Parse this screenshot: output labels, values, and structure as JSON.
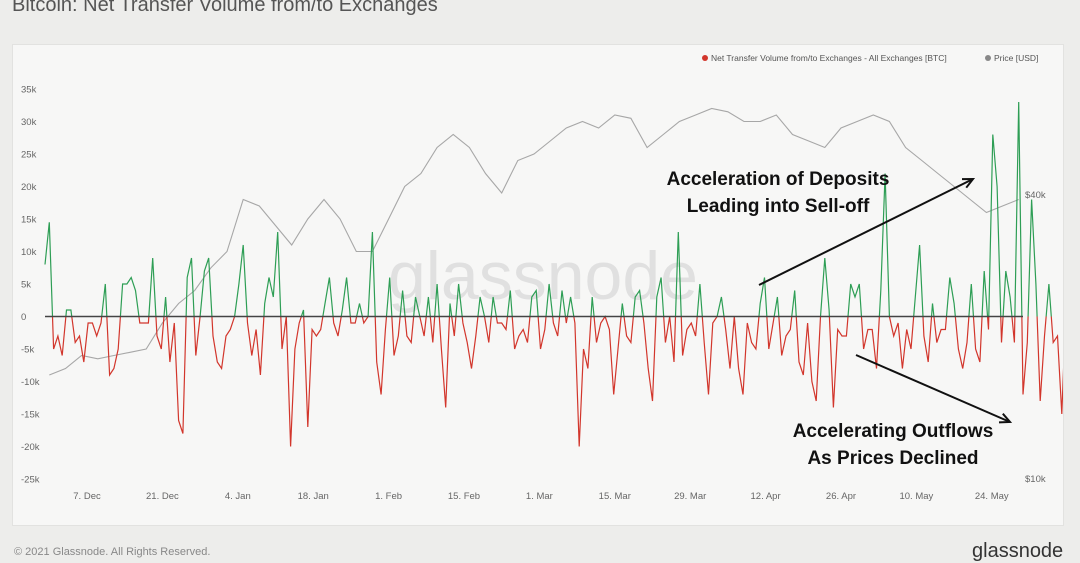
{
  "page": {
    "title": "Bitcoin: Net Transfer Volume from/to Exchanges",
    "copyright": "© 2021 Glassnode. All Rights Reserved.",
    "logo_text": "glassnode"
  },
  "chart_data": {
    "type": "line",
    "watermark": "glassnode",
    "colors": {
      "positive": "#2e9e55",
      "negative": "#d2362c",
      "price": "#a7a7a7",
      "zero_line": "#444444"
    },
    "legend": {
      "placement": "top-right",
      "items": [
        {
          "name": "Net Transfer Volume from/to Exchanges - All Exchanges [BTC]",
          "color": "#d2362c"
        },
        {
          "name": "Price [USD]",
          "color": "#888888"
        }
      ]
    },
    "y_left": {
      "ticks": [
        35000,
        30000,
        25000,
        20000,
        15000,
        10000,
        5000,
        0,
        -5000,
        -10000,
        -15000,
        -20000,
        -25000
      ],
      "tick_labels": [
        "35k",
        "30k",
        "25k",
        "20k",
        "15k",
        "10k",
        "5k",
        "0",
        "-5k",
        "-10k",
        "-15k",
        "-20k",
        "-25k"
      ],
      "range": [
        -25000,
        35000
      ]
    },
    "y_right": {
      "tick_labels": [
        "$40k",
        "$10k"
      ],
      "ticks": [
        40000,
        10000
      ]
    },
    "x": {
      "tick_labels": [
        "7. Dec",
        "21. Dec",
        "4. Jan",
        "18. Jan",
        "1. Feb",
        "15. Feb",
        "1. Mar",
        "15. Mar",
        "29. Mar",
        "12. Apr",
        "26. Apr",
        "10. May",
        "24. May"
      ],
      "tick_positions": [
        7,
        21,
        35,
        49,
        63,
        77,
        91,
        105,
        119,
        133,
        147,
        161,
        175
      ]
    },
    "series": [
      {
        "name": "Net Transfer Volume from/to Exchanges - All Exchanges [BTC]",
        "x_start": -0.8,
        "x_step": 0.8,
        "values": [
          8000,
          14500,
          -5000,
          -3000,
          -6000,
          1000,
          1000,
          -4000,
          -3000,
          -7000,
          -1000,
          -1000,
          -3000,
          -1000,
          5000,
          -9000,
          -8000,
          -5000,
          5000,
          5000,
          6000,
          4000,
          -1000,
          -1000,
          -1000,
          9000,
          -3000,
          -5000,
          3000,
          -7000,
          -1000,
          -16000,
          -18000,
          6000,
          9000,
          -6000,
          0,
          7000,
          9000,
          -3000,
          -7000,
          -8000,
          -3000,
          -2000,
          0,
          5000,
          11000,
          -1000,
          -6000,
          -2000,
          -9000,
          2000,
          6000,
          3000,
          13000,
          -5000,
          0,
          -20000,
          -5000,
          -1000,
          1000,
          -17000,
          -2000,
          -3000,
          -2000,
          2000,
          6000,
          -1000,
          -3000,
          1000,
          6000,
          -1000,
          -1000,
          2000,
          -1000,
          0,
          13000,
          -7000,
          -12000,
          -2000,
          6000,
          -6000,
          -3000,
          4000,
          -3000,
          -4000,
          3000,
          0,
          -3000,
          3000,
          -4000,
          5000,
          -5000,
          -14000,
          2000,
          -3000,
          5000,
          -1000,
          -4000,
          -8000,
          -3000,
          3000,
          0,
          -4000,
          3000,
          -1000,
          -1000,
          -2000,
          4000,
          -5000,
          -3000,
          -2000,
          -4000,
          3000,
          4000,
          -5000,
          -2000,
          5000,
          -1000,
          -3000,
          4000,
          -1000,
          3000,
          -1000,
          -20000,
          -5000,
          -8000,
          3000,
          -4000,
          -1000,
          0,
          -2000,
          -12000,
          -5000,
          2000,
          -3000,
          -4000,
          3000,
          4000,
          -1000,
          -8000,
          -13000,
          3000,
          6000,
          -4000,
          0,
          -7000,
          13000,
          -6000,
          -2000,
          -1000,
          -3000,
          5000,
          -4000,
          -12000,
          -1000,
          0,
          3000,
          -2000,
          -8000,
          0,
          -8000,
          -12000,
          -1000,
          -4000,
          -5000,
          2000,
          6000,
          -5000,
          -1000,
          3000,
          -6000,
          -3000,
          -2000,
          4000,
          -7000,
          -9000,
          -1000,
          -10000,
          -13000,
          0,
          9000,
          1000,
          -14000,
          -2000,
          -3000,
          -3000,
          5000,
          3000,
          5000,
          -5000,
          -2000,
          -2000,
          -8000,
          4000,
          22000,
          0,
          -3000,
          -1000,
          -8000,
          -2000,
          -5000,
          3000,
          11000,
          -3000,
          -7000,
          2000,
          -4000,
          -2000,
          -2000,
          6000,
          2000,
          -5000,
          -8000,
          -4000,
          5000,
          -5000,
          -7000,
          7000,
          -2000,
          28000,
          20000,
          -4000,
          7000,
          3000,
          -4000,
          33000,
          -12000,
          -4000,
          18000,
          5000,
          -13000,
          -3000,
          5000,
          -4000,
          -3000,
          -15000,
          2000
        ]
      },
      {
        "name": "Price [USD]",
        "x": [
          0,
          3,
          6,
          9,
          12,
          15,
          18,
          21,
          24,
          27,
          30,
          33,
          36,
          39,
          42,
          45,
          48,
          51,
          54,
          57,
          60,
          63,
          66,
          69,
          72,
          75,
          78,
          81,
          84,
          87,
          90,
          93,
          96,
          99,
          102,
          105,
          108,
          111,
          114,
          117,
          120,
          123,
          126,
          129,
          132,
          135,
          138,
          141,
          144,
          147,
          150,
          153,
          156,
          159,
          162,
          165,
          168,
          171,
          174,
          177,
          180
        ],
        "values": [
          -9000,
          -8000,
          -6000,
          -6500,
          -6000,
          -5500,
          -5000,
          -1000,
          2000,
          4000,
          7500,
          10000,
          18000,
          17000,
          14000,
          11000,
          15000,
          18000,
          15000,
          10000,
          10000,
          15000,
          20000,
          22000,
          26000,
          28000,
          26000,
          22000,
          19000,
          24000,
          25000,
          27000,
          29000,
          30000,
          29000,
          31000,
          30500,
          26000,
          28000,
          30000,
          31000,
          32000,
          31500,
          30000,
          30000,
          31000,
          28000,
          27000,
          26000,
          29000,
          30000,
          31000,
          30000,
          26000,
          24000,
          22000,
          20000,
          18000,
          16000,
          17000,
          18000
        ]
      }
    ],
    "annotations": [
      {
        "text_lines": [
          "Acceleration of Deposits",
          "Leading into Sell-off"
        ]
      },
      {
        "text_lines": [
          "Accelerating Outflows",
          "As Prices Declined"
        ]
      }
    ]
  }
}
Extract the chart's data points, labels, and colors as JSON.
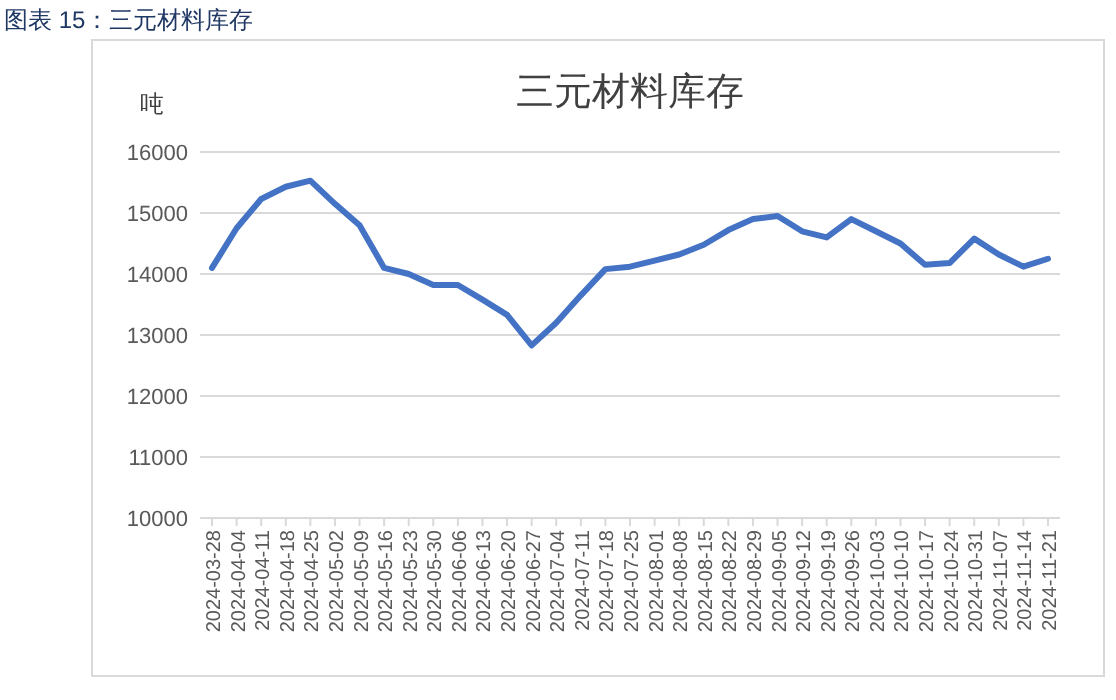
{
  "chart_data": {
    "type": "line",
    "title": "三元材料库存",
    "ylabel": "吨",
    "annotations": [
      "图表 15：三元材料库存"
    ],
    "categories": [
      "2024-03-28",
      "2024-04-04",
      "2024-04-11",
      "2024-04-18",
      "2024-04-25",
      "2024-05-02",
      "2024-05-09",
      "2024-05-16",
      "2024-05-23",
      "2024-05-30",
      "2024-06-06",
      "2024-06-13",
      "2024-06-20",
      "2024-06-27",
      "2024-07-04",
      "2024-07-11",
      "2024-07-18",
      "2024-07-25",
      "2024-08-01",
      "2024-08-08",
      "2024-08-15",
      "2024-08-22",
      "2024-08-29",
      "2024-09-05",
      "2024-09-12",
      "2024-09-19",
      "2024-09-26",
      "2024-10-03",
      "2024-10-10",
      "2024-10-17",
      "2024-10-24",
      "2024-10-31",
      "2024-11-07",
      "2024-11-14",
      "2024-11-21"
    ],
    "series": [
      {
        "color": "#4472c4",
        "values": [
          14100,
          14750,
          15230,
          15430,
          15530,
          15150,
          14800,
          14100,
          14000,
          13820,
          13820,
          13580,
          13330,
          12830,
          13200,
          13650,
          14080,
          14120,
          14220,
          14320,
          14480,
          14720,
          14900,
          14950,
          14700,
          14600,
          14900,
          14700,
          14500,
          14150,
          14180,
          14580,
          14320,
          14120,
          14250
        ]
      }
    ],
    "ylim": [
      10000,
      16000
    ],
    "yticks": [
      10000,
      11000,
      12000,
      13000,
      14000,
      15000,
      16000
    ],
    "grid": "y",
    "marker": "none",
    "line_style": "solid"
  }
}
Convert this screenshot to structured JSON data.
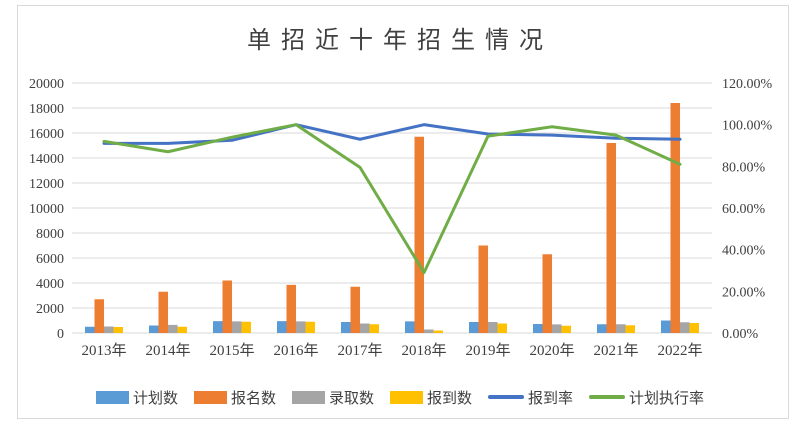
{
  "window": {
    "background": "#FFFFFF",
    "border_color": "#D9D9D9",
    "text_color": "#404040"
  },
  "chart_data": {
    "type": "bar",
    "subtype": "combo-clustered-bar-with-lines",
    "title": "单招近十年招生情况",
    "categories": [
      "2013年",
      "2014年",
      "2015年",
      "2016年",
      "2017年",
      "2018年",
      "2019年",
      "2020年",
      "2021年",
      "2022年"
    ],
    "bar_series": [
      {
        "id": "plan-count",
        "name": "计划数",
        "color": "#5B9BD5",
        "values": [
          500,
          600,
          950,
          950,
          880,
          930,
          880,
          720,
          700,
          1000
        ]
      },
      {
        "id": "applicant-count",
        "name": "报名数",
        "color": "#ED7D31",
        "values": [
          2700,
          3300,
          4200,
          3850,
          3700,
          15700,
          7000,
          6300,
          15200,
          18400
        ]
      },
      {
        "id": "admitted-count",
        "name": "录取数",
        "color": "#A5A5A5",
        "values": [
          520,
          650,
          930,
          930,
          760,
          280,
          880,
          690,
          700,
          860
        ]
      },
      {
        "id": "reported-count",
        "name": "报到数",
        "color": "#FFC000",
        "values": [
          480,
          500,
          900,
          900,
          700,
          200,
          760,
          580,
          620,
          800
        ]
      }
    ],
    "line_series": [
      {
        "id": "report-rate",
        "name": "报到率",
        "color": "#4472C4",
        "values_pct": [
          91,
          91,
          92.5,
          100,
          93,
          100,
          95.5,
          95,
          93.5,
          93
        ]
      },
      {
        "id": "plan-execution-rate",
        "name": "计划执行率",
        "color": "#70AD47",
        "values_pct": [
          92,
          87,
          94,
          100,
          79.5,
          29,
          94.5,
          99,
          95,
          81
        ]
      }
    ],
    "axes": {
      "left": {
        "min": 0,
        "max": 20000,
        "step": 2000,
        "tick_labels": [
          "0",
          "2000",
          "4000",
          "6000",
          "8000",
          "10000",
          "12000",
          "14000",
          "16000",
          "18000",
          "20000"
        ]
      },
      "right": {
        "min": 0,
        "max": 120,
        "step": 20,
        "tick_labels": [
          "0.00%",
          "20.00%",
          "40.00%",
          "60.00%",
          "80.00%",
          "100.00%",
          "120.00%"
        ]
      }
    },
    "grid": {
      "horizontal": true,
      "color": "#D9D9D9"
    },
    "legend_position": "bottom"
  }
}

■ ■ ■ ■ ■

What you should do: Pull out every line above that holds the word "count".

Exercise output:
        "id": "plan-count",
        "id": "applicant-count",
        "id": "admitted-count",
        "id": "reported-count",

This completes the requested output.